> [READING PASSAGE]
══════════
CHEBGRID Name
CHEBGRID
Author
Craig B. Markwardt, NASA/GSFC Code 662, Greenbelt, MD 20770
craigm@lheamail.gsfc.nasa.gov
UPDATED VERSIONs can be found on my WEB PAGE:
http://cow.physics.wisc.edu/~craigm/idl/idl.html
Purpose
Estimate Chebyshev polynomial coefficients of a function on a grid
Major Topics
Curve and Surface Fitting
Calling Sequence
p = CHEBGRID(T, X, [ DXDT, NPOINTS=, NPOLY=, NGRANULE= , $
RMS=, DRMS=, RESIDUALS=, DRESIDUALS= , $
XMATRIX=, DXMATRIX=, RESET=,
DERIV_WEIGHT= ] ) Description
CHEBGRID estimates the coefficients for a finite sum of Chebyshev
polynomials approximating a continuous tabulated function over an
interval. The function (and optionally its derivative) must be
tabulated on a regularly sampled grid. The implementation of this
function is taken from a method described by X. X. Newhall, used
in estimating coefficients for ephemerides in the solar system.
The tabulated function is assumed to be continuous over the entire
interval. A Chebyshev series is fitted to the function over small
segments, called granules. The size of each granule, the number
of points in each granule, and the number of Chebyshev polynomials
are all configurable.
Users may specify either the function alone, or the function and
its first derivative. By also giving the tabulated derivative, a
more accurate Chebyshev polynomial can be developed. Aside from
the constraints mentioned in the next paragraph, the polynomial
that is returned is the best-fit polynomial in a least-squares
sense.
Here is a definition of terms:
GRANULE - a single continuous fitted segment. The length of the
granule, NGRANULE, is specified in units of the tabulated
grid size. Because of the continuity requirements developed
below, granules will always overlap at their endpoints.
Thus, then length of a granule should be a factor of
N_ELEMENTS(X)-1. For simple functions over short intervals,
the granule size can be equal to N_ELEMENTS(X)-1
NUMBER OF POINTS the number of points, NPOINTS, within a
granule to be fitted to the polynomial, not necessarily
equal to the granule size. The greater the number of
points, the more computation time and storage is required.
This number *must* be a factor of NGRANULE. Typically
NPOINTS is a number between 8 and 12. Because of the
single-point overlap between granules (see below), the
actual number of points per fit is NPOINTS+1.
NUMBER OF POLYNOMIALS the number of Chebyshev polynomial terms,
NPOLYNOMIAL, to be fitted per granule. The greater the
number of polynomial terms, the more computation time and
storage is required, but also the greater the approximating
precision of the fit.
══════════
> [DATA SECTION]
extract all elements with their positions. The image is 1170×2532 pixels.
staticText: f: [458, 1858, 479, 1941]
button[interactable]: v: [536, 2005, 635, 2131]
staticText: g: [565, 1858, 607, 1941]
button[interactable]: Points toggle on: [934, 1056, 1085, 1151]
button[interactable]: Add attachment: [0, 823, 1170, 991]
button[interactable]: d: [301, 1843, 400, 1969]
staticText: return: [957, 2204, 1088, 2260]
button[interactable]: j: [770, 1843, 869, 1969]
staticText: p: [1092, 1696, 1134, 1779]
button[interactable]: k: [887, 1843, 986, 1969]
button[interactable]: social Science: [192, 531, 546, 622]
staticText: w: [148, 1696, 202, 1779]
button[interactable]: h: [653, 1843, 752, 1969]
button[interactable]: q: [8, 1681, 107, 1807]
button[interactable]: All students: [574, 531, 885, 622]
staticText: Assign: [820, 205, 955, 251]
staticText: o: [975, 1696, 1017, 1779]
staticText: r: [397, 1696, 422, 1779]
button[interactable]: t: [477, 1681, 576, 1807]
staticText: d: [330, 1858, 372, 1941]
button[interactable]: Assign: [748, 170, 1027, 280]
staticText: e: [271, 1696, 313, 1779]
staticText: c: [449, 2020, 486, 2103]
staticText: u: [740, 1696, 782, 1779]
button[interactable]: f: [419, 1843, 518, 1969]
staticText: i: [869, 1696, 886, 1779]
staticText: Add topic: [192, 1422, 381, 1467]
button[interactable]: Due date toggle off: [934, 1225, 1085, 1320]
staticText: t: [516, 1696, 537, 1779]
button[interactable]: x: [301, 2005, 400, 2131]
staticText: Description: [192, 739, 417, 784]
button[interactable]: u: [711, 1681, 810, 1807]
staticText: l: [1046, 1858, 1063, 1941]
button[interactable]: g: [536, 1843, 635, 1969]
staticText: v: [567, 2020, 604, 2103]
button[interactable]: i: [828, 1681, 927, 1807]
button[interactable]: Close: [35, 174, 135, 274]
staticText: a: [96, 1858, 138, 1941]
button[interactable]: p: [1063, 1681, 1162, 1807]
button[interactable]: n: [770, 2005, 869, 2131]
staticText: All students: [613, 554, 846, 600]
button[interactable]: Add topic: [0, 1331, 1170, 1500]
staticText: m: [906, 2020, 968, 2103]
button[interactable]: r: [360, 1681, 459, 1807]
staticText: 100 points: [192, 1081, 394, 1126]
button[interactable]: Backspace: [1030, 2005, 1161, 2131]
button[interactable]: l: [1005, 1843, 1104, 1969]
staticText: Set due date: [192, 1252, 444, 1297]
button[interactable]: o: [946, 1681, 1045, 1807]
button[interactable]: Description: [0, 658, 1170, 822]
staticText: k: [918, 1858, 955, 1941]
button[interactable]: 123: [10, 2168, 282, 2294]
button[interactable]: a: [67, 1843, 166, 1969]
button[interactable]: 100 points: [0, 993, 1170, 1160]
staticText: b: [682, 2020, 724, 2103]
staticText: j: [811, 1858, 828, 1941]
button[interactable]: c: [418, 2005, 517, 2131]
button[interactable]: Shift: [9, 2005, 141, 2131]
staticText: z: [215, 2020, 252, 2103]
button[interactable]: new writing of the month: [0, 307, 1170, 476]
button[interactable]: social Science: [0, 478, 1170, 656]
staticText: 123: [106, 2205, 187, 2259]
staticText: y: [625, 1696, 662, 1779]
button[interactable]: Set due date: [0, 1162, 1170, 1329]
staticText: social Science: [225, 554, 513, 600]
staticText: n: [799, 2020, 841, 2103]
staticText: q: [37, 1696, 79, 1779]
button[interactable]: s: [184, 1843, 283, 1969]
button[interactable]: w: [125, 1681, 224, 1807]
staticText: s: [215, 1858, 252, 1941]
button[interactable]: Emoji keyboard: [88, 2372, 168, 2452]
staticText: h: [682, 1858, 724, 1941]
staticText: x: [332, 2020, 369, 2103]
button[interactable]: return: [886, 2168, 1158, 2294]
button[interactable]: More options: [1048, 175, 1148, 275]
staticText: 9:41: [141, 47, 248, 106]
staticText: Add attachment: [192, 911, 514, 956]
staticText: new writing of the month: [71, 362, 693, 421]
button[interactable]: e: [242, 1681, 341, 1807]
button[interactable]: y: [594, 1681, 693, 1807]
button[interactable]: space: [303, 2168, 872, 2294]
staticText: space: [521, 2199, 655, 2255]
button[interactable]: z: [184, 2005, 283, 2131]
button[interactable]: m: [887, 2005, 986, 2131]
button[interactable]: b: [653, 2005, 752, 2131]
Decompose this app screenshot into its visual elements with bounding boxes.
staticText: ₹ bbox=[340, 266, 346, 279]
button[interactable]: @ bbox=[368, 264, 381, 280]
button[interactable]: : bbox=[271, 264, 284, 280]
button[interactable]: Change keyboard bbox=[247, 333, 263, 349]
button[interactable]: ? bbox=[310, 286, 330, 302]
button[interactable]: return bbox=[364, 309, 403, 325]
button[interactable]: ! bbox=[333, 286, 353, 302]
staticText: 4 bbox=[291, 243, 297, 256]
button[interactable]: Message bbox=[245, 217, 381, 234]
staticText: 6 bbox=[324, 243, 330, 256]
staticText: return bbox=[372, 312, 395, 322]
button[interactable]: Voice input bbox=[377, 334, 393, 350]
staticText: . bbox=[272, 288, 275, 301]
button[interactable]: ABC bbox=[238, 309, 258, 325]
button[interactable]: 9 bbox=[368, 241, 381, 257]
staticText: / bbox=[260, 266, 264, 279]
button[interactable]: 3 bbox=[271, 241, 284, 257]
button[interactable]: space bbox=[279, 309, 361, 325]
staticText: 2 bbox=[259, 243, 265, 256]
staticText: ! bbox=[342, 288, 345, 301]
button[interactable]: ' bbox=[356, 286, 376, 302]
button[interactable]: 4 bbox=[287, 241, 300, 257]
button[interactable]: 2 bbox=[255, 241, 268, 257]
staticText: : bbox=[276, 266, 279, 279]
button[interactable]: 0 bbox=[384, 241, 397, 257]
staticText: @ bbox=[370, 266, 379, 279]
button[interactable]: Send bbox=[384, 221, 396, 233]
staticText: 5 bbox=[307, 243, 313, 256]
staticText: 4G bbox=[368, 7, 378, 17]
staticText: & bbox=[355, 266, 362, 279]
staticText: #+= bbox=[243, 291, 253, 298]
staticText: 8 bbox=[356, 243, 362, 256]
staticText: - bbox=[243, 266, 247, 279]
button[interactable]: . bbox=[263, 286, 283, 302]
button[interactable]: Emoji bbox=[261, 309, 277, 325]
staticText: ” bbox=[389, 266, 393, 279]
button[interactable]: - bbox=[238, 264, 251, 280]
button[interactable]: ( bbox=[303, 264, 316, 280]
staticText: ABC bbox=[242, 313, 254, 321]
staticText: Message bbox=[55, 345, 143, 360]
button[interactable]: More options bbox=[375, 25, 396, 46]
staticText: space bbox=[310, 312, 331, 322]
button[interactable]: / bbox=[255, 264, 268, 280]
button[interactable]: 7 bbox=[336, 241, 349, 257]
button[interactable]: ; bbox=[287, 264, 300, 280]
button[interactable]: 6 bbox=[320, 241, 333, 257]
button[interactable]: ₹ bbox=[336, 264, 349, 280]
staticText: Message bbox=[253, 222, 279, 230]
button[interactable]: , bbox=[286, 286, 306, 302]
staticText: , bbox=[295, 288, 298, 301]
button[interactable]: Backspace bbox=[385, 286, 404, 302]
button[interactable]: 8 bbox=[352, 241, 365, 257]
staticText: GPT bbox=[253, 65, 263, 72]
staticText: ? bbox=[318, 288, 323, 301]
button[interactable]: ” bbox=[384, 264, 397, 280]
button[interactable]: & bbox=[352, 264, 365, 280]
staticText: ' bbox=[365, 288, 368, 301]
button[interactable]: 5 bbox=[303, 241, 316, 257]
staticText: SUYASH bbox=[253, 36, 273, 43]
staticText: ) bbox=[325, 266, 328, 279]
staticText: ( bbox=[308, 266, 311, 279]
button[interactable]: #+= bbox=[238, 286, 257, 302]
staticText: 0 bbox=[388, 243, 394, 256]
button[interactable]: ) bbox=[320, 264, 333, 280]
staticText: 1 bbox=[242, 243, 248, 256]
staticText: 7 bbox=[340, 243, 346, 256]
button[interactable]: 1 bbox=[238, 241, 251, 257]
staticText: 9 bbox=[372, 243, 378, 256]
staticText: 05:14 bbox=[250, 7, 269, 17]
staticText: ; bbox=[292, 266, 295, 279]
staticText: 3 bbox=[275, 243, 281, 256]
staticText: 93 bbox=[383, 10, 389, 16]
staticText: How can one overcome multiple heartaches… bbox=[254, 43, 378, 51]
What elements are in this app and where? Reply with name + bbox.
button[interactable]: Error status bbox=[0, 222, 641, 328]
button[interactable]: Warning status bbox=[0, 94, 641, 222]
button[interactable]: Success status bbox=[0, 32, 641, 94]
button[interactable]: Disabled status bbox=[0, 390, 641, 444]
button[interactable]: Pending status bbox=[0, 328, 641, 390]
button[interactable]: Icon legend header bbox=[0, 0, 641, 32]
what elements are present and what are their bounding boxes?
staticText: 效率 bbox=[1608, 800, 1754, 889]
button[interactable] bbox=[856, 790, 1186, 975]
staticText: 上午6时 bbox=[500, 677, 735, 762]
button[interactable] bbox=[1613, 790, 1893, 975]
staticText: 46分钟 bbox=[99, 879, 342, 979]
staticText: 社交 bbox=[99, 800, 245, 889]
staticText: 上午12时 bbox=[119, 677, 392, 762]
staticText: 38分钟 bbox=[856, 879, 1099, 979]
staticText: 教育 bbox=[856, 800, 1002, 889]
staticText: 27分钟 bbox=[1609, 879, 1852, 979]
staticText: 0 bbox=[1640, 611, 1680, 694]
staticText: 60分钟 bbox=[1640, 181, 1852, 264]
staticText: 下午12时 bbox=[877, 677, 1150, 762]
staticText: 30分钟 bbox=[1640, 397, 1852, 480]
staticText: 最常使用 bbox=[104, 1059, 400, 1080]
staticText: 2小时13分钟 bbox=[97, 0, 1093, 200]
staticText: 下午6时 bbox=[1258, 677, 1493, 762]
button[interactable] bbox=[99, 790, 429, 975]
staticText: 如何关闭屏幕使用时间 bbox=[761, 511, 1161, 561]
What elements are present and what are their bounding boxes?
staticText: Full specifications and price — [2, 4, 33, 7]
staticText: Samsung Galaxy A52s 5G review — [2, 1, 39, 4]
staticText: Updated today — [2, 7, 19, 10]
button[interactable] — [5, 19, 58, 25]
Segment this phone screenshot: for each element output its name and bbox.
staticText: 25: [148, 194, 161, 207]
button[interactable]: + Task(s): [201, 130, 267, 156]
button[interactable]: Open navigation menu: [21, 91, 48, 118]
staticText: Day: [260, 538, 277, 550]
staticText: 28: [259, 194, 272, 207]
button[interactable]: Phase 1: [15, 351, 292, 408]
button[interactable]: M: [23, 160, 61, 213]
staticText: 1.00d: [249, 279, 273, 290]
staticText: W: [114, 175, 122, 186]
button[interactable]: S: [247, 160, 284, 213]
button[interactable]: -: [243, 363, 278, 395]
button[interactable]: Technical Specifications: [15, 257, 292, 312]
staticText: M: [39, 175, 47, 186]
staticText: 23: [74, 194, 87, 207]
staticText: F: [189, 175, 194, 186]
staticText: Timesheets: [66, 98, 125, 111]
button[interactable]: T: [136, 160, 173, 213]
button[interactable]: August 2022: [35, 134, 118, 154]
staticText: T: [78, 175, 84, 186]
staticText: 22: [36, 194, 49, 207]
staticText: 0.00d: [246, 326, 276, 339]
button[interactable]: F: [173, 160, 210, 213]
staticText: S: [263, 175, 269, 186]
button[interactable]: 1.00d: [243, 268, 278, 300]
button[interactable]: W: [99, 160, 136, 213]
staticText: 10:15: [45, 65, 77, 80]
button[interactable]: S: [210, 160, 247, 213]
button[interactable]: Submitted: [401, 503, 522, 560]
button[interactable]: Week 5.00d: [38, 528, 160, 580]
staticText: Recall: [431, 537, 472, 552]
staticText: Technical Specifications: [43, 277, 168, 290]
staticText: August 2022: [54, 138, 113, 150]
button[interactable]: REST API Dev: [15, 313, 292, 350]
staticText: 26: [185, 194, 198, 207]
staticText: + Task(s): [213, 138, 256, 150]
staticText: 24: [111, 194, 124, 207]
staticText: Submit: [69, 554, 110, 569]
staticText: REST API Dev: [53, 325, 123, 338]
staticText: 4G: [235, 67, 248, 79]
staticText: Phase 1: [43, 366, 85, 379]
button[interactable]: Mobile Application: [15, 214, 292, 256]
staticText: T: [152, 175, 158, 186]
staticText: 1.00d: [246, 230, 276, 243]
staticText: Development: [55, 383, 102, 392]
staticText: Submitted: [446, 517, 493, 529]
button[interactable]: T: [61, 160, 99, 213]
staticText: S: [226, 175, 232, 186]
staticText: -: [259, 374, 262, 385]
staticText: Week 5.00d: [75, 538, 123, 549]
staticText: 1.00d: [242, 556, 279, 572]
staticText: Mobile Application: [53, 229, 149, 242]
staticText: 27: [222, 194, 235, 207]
══════════
> [WHAT YOU WILL DO]
[a] Rewrite the part of the CHEBGRID documentation that begins at the words "Here is a definition" and stops after "at their endpoints.", replacing "endpoints" with "ends".
[b] Decide whether each statement agrees with the CHEBGRID documentation. Answer yes or no and quote the words that decide it.
(i) NPOINTS must be a factor of NGRANULE.
(ii) The function must be tabulated on an irregularly sampled grid.
(iii) The implementation is taken from a method described by X. X. Newhall.
[c] Continue the CHEBGRID documentation from the point where it stops.
The records that come after the CHEBGRID documentation are separate material.

> [PER-TASK ANSWERS]
[a]
Here is a definition of terms:
GRANULE - a single continuous fitted segment. The length of the
granule, NGRANULE, is specified in units of the tabulated
grid size. Because of the continuity requirements developed
below, granules will always overlap at their ends.

[b]
(i) Yes: "This number *must* be a factor of NGRANULE."
(ii) No: "must be tabulated on a regularly sampled grid."
(iii) Yes: "taken from a method described by X. X. Newhall"

[c]
The particular set of Chebyshev polynomial coefficients developed
by this function have some special properties. If both the
function and its derivative are specified, then the value and
derivative of the interpolating polynomial at the granule
endpoints will be exactly equal to the tabulated endpoint values.
This feature allows many approximations to be strung together
piecewise, and the function value and first derivative will be
continuous across granule boundaries.
If only the function value is specified, then only the function
value will be continuous at the granule endpoints, and not the
derivative.
An extensive set of statistics are computed to assess the quality
of the Chebyshev polynomial fit. The keywords RESIDUALS and
DRESIDUALS return the residuals of the fit after subtracting the
interpolation. The RMS and DRMS keywords return the root mean
squared deviations between data and model.
If the user does not know how many granules, points, or polynomial
coefficients to use, then he or she should try several
combinations and see which minimizes the r.m.s. value with the
fewest number of coefficients.
If the XMATRIX and DXMATRIX keywords are passed, then CHEBGRID
attempts to avoid recomputing several of the matrices it uses in
estimating the coefficients. If multiple calls to CHEBGRID are to
be made, some compution time savings can be made. In the first
call CHEBGRID the required matrices are computed and returned. In
subsequent calls, CHEBGRID detects the XMATRIX and DXMATRIX
keyword values and uses those values if it can.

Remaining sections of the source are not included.